Task goal —
Copy all lines in which the word "nastupo" can be found.
Start of Records supplied
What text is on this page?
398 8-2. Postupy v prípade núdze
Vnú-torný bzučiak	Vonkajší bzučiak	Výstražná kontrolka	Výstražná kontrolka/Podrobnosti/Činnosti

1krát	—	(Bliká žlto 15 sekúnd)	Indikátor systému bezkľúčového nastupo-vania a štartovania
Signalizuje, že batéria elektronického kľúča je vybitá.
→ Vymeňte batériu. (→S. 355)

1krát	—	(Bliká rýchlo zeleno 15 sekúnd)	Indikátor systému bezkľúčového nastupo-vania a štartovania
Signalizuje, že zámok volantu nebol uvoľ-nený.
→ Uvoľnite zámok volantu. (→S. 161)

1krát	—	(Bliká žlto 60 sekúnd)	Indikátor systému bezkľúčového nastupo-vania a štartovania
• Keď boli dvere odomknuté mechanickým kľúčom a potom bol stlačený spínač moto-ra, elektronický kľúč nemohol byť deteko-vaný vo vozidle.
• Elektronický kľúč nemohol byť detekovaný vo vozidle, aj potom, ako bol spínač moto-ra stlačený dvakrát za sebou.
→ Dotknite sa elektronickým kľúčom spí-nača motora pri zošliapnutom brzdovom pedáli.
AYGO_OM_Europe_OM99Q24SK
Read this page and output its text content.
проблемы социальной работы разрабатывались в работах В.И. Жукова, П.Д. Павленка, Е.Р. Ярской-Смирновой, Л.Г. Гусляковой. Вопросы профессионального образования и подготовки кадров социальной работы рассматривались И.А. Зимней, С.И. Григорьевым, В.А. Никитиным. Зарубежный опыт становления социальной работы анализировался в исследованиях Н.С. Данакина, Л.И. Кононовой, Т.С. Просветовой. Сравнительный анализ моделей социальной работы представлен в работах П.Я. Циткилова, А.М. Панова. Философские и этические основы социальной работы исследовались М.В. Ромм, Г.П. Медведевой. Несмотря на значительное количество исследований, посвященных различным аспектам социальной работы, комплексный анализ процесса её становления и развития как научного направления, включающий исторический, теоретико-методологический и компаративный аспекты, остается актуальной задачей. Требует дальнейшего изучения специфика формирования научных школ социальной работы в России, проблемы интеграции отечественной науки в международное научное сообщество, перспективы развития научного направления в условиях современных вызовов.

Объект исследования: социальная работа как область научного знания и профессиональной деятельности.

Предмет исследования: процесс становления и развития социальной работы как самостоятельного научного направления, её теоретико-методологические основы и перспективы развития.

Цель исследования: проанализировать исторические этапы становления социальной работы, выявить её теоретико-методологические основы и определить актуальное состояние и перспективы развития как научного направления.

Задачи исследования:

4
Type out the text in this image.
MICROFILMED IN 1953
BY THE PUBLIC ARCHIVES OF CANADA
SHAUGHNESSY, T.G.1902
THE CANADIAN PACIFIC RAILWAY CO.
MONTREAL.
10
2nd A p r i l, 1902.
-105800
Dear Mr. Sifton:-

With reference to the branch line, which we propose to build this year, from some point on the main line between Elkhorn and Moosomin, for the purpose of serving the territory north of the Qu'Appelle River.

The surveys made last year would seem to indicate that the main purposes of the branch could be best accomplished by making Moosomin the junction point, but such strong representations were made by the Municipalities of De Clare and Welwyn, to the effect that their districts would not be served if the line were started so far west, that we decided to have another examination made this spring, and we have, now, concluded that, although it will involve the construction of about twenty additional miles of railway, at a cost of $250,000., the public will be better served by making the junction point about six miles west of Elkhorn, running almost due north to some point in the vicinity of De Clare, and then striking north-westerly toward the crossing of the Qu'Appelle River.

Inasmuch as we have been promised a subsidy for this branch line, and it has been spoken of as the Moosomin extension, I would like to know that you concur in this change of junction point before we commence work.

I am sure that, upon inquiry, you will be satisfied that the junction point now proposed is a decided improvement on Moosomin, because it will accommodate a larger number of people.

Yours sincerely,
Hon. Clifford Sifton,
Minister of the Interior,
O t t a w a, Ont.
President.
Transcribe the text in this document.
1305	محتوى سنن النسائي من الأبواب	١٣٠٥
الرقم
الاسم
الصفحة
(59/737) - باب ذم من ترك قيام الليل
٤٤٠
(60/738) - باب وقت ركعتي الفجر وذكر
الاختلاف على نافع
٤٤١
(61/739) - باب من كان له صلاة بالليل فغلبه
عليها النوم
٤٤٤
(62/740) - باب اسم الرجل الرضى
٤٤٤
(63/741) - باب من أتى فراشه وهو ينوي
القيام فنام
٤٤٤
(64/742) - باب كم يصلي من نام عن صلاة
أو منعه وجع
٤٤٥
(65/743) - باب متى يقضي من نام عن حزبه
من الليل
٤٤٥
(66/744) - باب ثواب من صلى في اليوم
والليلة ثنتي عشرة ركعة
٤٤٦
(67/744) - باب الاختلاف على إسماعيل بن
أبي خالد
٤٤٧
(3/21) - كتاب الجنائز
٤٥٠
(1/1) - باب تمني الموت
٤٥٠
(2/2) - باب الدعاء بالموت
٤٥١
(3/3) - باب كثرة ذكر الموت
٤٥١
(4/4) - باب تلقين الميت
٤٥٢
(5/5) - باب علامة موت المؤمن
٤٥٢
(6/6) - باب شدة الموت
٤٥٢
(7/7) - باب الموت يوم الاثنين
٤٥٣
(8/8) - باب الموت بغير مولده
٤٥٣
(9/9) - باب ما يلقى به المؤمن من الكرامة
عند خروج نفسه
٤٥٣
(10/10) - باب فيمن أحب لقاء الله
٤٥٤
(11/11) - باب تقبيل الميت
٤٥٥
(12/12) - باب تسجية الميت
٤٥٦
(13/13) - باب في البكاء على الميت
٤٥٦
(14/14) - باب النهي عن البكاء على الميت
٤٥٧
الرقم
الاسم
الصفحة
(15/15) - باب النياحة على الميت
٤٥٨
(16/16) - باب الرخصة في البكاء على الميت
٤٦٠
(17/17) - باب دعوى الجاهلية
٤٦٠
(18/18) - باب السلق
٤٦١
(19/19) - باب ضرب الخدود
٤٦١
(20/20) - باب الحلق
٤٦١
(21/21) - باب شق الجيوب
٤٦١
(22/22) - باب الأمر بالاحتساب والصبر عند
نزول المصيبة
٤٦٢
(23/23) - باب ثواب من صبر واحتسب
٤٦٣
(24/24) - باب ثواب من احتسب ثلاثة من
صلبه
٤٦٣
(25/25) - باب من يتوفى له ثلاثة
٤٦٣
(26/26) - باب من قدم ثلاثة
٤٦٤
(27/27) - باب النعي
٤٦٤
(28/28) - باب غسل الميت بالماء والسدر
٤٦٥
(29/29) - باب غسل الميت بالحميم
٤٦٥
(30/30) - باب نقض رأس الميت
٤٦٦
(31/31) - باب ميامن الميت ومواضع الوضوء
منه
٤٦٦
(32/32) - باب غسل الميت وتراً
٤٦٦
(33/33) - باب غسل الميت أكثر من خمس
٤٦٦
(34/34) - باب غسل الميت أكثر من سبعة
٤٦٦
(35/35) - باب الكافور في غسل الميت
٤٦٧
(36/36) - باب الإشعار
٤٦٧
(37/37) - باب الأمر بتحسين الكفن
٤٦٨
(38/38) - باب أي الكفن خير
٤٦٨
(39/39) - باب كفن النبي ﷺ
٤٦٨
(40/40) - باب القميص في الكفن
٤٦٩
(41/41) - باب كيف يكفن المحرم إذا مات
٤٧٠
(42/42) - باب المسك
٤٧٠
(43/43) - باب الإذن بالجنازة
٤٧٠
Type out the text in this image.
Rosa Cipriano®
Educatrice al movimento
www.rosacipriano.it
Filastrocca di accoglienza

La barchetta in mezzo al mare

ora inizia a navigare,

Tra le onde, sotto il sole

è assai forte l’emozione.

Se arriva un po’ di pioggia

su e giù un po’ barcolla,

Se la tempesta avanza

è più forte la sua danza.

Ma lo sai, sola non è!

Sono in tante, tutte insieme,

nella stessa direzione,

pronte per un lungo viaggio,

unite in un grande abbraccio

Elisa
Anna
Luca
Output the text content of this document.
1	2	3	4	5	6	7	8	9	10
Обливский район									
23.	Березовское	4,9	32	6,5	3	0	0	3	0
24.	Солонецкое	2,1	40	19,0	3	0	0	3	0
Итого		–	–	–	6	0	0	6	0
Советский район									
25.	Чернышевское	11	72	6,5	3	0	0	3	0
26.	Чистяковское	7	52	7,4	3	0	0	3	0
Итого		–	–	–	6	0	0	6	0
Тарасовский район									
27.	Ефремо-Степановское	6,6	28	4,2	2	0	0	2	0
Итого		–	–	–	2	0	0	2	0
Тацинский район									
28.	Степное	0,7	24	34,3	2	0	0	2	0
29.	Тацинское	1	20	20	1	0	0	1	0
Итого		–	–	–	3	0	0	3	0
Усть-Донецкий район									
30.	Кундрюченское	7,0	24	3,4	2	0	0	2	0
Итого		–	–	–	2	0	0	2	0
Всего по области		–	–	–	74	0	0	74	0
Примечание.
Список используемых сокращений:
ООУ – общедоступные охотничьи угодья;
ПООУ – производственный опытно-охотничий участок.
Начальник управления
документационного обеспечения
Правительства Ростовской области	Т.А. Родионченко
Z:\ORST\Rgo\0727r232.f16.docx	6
End of Records supplied
Completed exercise —
1krát	—	(Bliká žlto 15 sekúnd)	Indikátor systému bezkľúčového nastupo-vania a štartovania
1krát	—	(Bliká rýchlo zeleno 15 sekúnd)	Indikátor systému bezkľúčového nastupo-vania a štartovania
1krát	—	(Bliká žlto 60 sekúnd)	Indikátor systému bezkľúčového nastupo-vania a štartovania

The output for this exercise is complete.